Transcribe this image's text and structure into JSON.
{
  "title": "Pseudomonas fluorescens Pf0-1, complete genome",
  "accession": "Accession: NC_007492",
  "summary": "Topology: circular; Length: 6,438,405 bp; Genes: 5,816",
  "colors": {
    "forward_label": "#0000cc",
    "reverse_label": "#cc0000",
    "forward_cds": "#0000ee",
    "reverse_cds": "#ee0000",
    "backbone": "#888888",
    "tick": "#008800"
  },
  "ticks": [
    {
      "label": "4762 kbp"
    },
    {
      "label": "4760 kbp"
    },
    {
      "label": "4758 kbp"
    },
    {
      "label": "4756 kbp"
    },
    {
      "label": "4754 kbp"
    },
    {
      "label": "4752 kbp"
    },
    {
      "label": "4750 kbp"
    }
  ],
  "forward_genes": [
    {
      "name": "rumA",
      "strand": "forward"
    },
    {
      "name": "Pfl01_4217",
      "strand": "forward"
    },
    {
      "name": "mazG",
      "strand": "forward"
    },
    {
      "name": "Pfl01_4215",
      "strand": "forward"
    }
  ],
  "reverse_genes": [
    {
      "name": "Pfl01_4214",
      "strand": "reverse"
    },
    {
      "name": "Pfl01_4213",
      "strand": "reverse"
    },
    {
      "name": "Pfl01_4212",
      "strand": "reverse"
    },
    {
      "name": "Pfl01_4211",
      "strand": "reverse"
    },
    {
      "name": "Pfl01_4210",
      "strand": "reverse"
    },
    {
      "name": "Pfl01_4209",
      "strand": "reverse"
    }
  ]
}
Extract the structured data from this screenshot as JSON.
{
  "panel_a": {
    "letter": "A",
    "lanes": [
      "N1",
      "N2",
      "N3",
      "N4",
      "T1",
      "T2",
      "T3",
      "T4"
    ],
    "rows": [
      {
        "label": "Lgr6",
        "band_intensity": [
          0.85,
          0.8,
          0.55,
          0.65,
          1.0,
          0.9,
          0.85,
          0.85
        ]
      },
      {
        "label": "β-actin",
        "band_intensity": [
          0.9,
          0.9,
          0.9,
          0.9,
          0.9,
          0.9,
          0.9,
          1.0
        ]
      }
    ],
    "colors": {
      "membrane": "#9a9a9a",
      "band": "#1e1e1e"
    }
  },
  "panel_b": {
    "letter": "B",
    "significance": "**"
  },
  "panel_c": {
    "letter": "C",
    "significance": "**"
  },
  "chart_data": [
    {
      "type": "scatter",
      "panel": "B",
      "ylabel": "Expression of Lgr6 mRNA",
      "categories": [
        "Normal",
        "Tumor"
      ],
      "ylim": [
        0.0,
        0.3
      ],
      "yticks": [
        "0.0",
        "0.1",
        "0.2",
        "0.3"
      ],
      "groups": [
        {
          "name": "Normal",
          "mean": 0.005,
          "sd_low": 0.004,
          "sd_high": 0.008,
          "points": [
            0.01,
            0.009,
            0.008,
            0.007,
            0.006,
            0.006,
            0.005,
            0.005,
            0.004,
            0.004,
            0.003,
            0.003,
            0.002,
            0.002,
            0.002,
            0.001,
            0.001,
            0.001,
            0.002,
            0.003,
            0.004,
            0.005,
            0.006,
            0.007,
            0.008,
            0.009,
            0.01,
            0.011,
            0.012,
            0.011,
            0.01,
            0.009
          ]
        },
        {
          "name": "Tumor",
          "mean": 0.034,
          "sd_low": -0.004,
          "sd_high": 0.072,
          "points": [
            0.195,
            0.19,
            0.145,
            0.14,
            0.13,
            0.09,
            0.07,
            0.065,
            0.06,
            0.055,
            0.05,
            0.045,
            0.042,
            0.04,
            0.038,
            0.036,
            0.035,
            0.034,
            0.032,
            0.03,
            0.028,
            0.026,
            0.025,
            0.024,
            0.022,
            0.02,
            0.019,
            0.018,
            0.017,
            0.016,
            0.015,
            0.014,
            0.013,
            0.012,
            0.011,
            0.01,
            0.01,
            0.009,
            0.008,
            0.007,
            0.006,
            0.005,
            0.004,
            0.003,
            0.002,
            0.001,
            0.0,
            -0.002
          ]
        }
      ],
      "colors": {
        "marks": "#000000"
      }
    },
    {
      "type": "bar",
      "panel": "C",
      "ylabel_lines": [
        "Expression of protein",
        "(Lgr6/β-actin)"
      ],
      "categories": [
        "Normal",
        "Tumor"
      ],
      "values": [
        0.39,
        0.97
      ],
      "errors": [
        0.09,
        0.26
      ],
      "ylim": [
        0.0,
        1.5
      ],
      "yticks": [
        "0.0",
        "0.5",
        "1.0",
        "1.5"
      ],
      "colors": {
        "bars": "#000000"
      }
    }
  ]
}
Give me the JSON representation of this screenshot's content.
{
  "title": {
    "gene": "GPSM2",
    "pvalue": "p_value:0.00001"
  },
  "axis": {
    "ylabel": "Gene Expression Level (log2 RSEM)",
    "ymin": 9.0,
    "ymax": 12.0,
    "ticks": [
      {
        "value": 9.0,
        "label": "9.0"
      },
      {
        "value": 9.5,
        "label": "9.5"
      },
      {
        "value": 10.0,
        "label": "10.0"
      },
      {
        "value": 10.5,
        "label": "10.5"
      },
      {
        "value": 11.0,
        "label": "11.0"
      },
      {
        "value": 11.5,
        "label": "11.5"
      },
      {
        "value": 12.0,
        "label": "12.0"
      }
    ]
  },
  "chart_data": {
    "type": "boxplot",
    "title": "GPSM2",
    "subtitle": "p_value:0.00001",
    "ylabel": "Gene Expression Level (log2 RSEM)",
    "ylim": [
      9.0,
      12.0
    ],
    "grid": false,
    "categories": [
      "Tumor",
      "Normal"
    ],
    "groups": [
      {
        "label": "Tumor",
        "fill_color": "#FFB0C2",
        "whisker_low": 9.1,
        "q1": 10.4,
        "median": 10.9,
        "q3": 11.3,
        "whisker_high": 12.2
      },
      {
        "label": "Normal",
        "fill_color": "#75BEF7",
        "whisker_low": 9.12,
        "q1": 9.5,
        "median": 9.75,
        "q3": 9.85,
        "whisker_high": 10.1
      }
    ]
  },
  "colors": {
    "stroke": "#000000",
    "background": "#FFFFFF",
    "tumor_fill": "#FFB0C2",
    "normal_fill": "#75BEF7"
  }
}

○ ○ ○ ○ ○ ○ ○

▶ **PROBLEM REQUIREMENTS**: Each entry in the listing is to be copied exactly.

▶ **RESPONSE TO THE TASK**:
Transcribe this image's text and structure into JSON.
{
  "title": "Pseudomonas fluorescens Pf0-1, complete genome",
  "accession": "Accession: NC_007492",
  "summary": "Topology: circular; Length: 6,438,405 bp; Genes: 5,816",
  "colors": {
    "forward_label": "#0000cc",
    "reverse_label": "#cc0000",
    "forward_cds": "#0000ee",
    "reverse_cds": "#ee0000",
    "backbone": "#888888",
    "tick": "#008800"
  },
  "ticks": [
    {
      "label": "4762 kbp"
    },
    {
      "label": "4760 kbp"
    },
    {
      "label": "4758 kbp"
    },
    {
      "label": "4756 kbp"
    },
    {
      "label": "4754 kbp"
    },
    {
      "label": "4752 kbp"
    },
    {
      "label": "4750 kbp"
    }
  ],
  "forward_genes": [
    {
      "name": "rumA",
      "strand": "forward"
    },
    {
      "name": "Pfl01_4217",
      "strand": "forward"
    },
    {
      "name": "mazG",
      "strand": "forward"
    },
    {
      "name": "Pfl01_4215",
      "strand": "forward"
    }
  ],
  "reverse_genes": [
    {
      "name": "Pfl01_4214",
      "strand": "reverse"
    },
    {
      "name": "Pfl01_4213",
      "strand": "reverse"
    },
    {
      "name": "Pfl01_4212",
      "strand": "reverse"
    },
    {
      "name": "Pfl01_4211",
      "strand": "reverse"
    },
    {
      "name": "Pfl01_4210",
      "strand": "reverse"
    },
    {
      "name": "Pfl01_4209",
      "strand": "reverse"
    }
  ]
}
Extract the structured data from this screenshot as JSON.
{
  "panel_a": {
    "letter": "A",
    "lanes": [
      "N1",
      "N2",
      "N3",
      "N4",
      "T1",
      "T2",
      "T3",
      "T4"
    ],
    "rows": [
      {
        "label": "Lgr6",
        "band_intensity": [
          0.85,
          0.8,
          0.55,
          0.65,
          1.0,
          0.9,
          0.85,
          0.85
        ]
      },
      {
        "label": "β-actin",
        "band_intensity": [
          0.9,
          0.9,
          0.9,
          0.9,
          0.9,
          0.9,
          0.9,
          1.0
        ]
      }
    ],
    "colors": {
      "membrane": "#9a9a9a",
      "band": "#1e1e1e"
    }
  },
  "panel_b": {
    "letter": "B",
    "significance": "**"
  },
  "panel_c": {
    "letter": "C",
    "significance": "**"
  },
  "chart_data": [
    {
      "type": "scatter",
      "panel": "B",
      "ylabel": "Expression of Lgr6 mRNA",
      "categories": [
        "Normal",
        "Tumor"
      ],
      "ylim": [
        0.0,
        0.3
      ],
      "yticks": [
        "0.0",
        "0.1",
        "0.2",
        "0.3"
      ],
      "groups": [
        {
          "name": "Normal",
          "mean": 0.005,
          "sd_low": 0.004,
          "sd_high": 0.008,
          "points": [
            0.01,
            0.009,
            0.008,
            0.007,
            0.006,
            0.006,
            0.005,
            0.005,
            0.004,
            0.004,
            0.003,
            0.003,
            0.002,
            0.002,
            0.002,
            0.001,
            0.001,
            0.001,
            0.002,
            0.003,
            0.004,
            0.005,
            0.006,
            0.007,
            0.008,
            0.009,
            0.01,
            0.011,
            0.012,
            0.011,
            0.01,
            0.009
          ]
        },
        {
          "name": "Tumor",
          "mean": 0.034,
          "sd_low": -0.004,
          "sd_high": 0.072,
          "points": [
            0.195,
            0.19,
            0.145,
            0.14,
            0.13,
            0.09,
            0.07,
            0.065,
            0.06,
            0.055,
            0.05,
            0.045,
            0.042,
            0.04,
            0.038,
            0.036,
            0.035,
            0.034,
            0.032,
            0.03,
            0.028,
            0.026,
            0.025,
            0.024,
            0.022,
            0.02,
            0.019,
            0.018,
            0.017,
            0.016,
            0.015,
            0.014,
            0.013,
            0.012,
            0.011,
            0.01,
            0.01,
            0.009,
            0.008,
            0.007,
            0.006,
            0.005,
            0.004,
            0.003,
            0.002,
            0.001,
            0.0,
            -0.002
          ]
        }
      ],
      "colors": {
        "marks": "#000000"
      }
    },
    {
      "type": "bar",
      "panel": "C",
      "ylabel_lines": [
        "Expression of protein",
        "(Lgr6/β-actin)"
      ],
      "categories": [
        "Normal",
        "Tumor"
      ],
      "values": [
        0.39,
        0.97
      ],
      "errors": [
        0.09,
        0.26
      ],
      "ylim": [
        0.0,
        1.5
      ],
      "yticks": [
        "0.0",
        "0.5",
        "1.0",
        "1.5"
      ],
      "colors": {
        "bars": "#000000"
      }
    }
  ]
}
Give me the JSON representation of this screenshot's content.
{
  "title": {
    "gene": "GPSM2",
    "pvalue": "p_value:0.00001"
  },
  "axis": {
    "ylabel": "Gene Expression Level (log2 RSEM)",
    "ymin": 9.0,
    "ymax": 12.0,
    "ticks": [
      {
        "value": 9.0,
        "label": "9.0"
      },
      {
        "value": 9.5,
        "label": "9.5"
      },
      {
        "value": 10.0,
        "label": "10.0"
      },
      {
        "value": 10.5,
        "label": "10.5"
      },
      {
        "value": 11.0,
        "label": "11.0"
      },
      {
        "value": 11.5,
        "label": "11.5"
      },
      {
        "value": 12.0,
        "label": "12.0"
      }
    ]
  },
  "chart_data": {
    "type": "boxplot",
    "title": "GPSM2",
    "subtitle": "p_value:0.00001",
    "ylabel": "Gene Expression Level (log2 RSEM)",
    "ylim": [
      9.0,
      12.0
    ],
    "grid": false,
    "categories": [
      "Tumor",
      "Normal"
    ],
    "groups": [
      {
        "label": "Tumor",
        "fill_color": "#FFB0C2",
        "whisker_low": 9.1,
        "q1": 10.4,
        "median": 10.9,
        "q3": 11.3,
        "whisker_high": 12.2
      },
      {
        "label": "Normal",
        "fill_color": "#75BEF7",
        "whisker_low": 9.12,
        "q1": 9.5,
        "median": 9.75,
        "q3": 9.85,
        "whisker_high": 10.1
      }
    ]
  },
  "colors": {
    "stroke": "#000000",
    "background": "#FFFFFF",
    "tumor_fill": "#FFB0C2",
    "normal_fill": "#75BEF7"
  }
}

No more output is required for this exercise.